• TEXT TO READ
Soon after passage, Hochul said she would sign the bill into law.

“This is a major win for New Yorkers who call NYCHA home,” the governor said. “This legislation has the power to unlock additional federal funding and lead to billions of dollars in renovations — after decades of federal disinvestment — and provide for critical improvements at developments across the city.”

The measure had support from a wide range of the city’s leading Democratic officials, from Mayor Eric Adams to socialist Brooklyn State Senator Julia Salazar. Many considered it the best of a host of unsavory options to bring desperately needed money to NYCHA: others have included Rental Assistance Demonstration, where thousands of apartments have been brought under private management, or selling air rights at the authority’s sprawling complexes.

The trust will be city-owned, and properties taken over by the trust will remain under permanent ownership by NYCHA. Tenants will still be eligible for automatic lease renewals and succession rights, and be able to form tenant associations. Crucially, rents would still be capped for NYCHA residents at 30% of their income.

• OBJECTIVES
1. According to the NYCHA passage, what percentage of their income will NYCHA residents' rents still be capped at?
2. Quote the NYCHA passage from "The trust will be" up to and including "of their income.".
3. Turn the paragraph of the NYCHA passage that begins "The trust will be city-owned" into a short bulleted list that keeps its main facts.

• DATA PROVIDED
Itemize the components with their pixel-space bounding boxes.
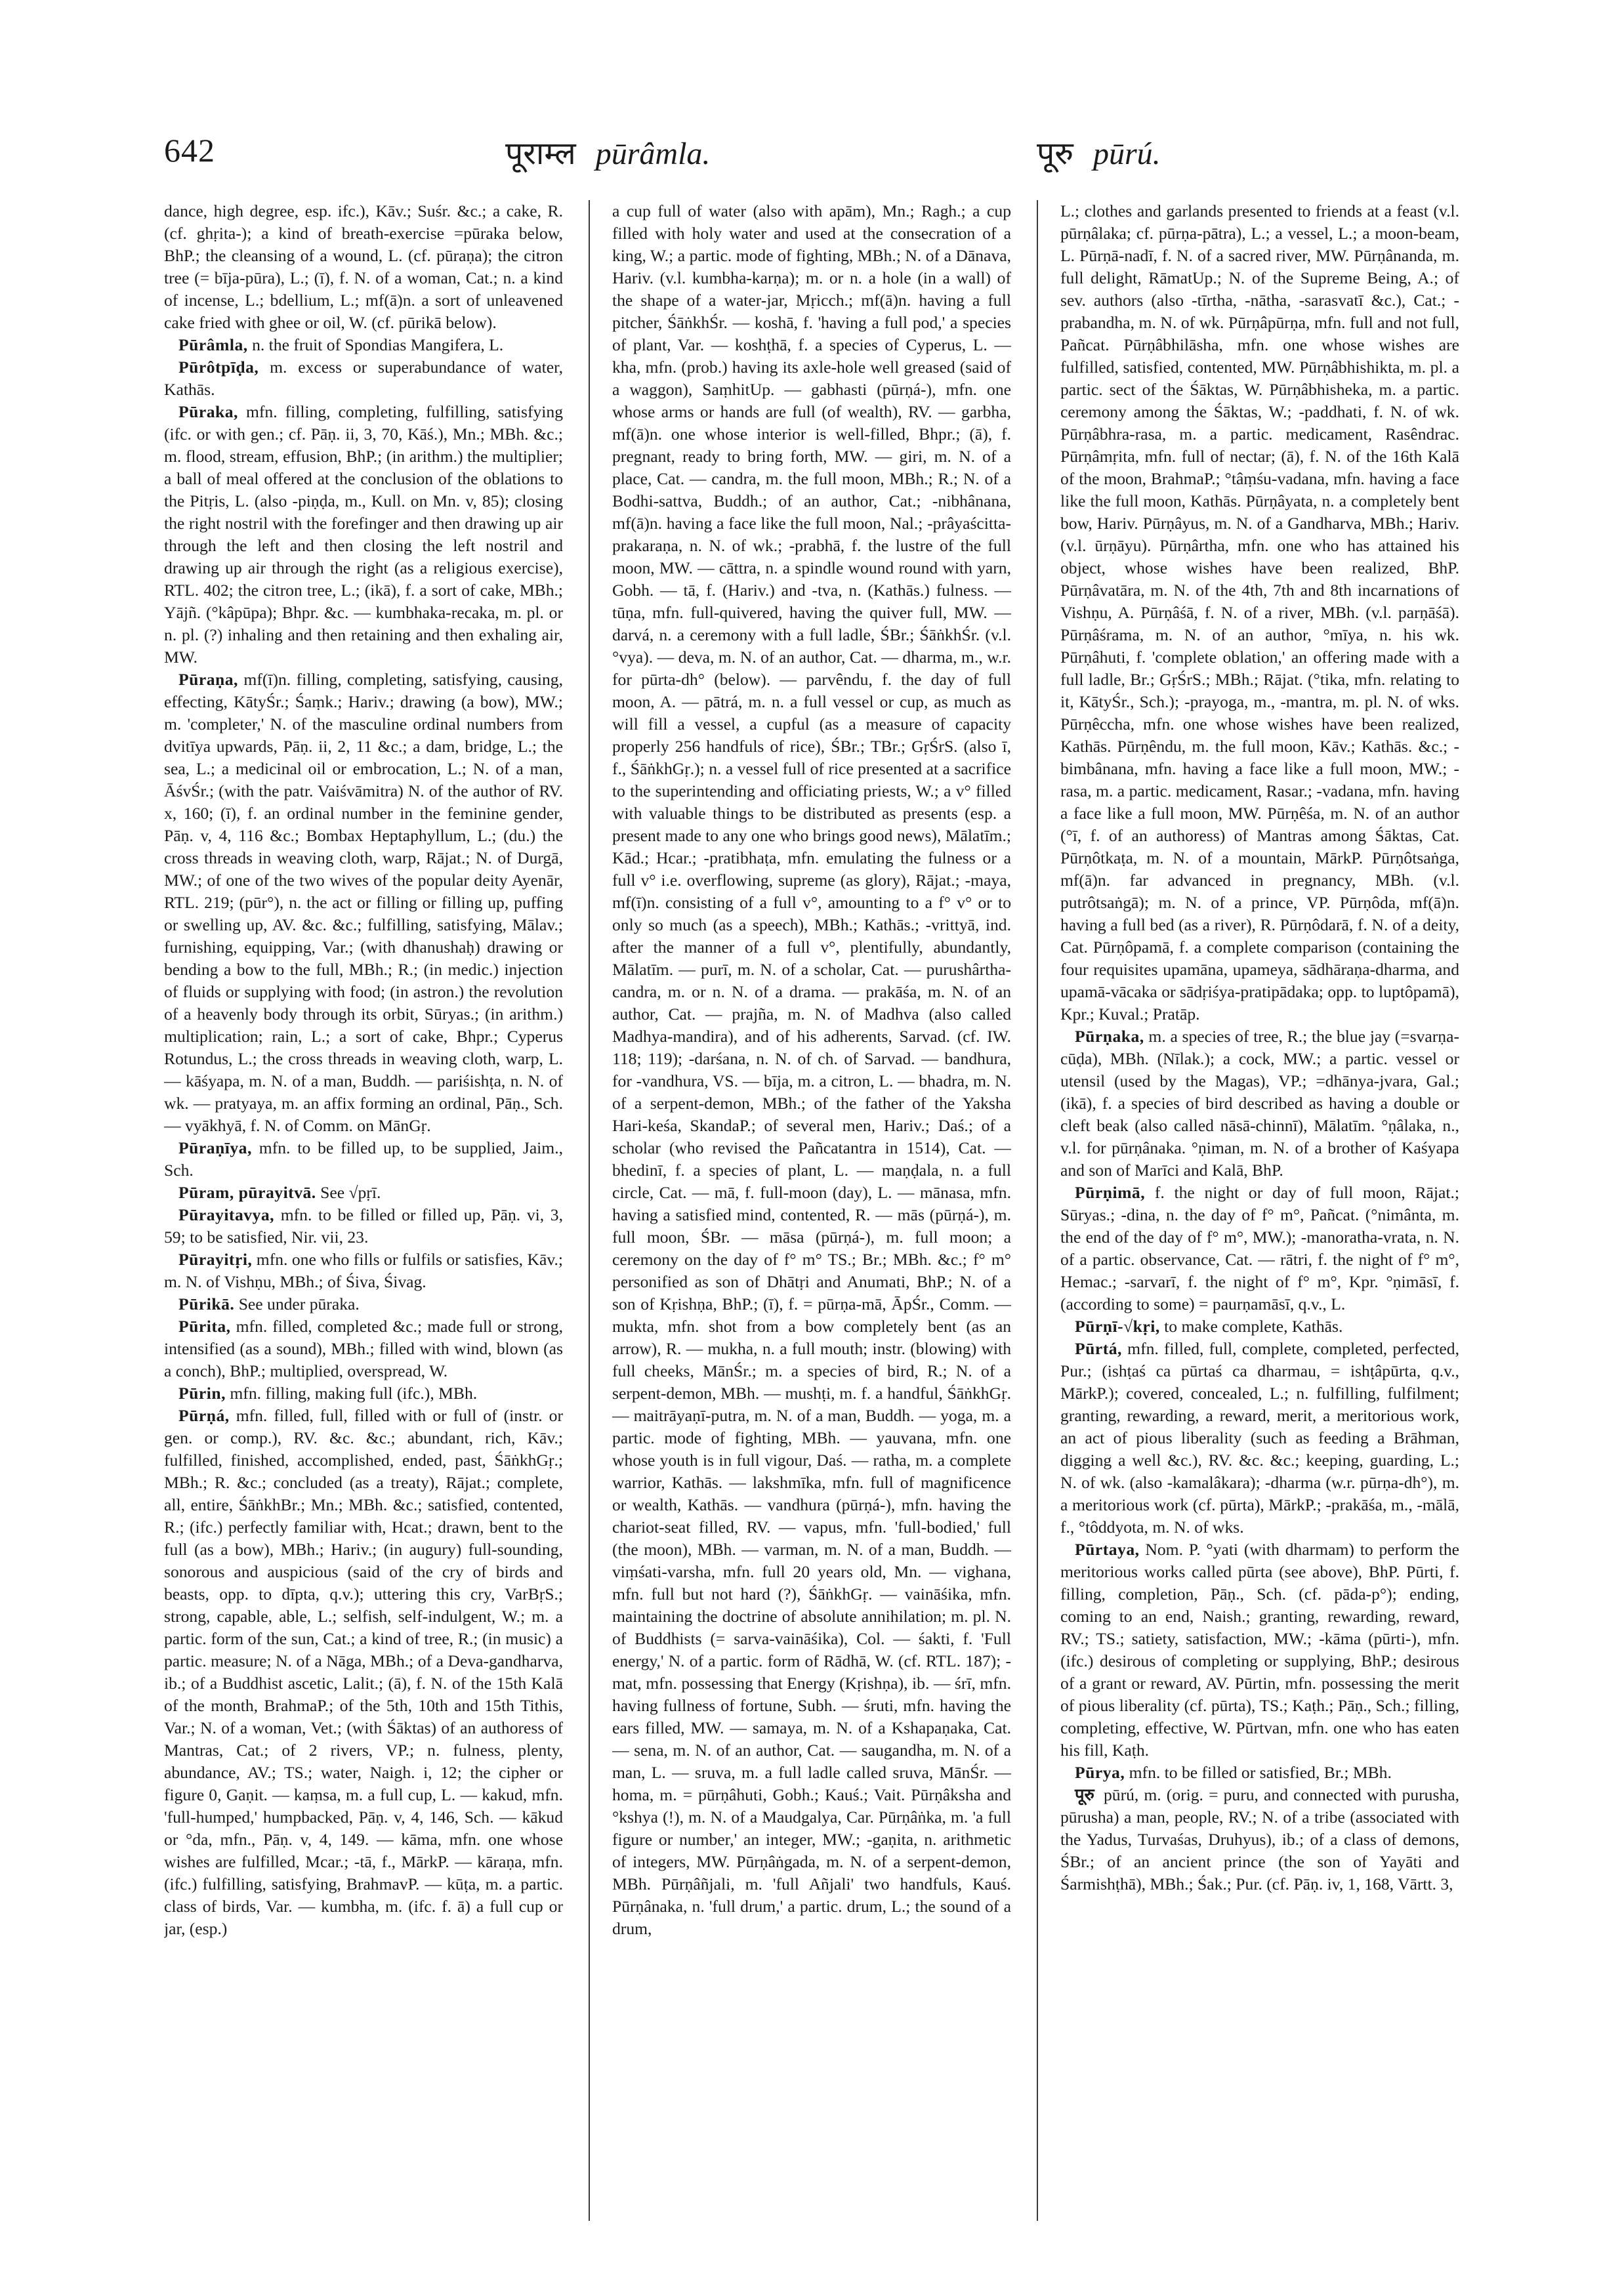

• TASK SOLUTIONS
1. 30% of their income.

2.
The trust will be city-owned, and properties taken over by the trust will remain under permanent ownership by NYCHA. Tenants will still be eligible for automatic lease renewals and succession rights, and be able to form tenant associations. Crucially, rents would still be capped for NYCHA residents at 30% of their income.

3.
- The trust will be owned by the city.
- NYCHA will permanently keep ownership of properties the trust takes over.
- Tenants remain eligible for automatic lease renewals and succession rights.
- Tenants can still form tenant associations.
- NYCHA residents' rents stay capped at 30% of their income.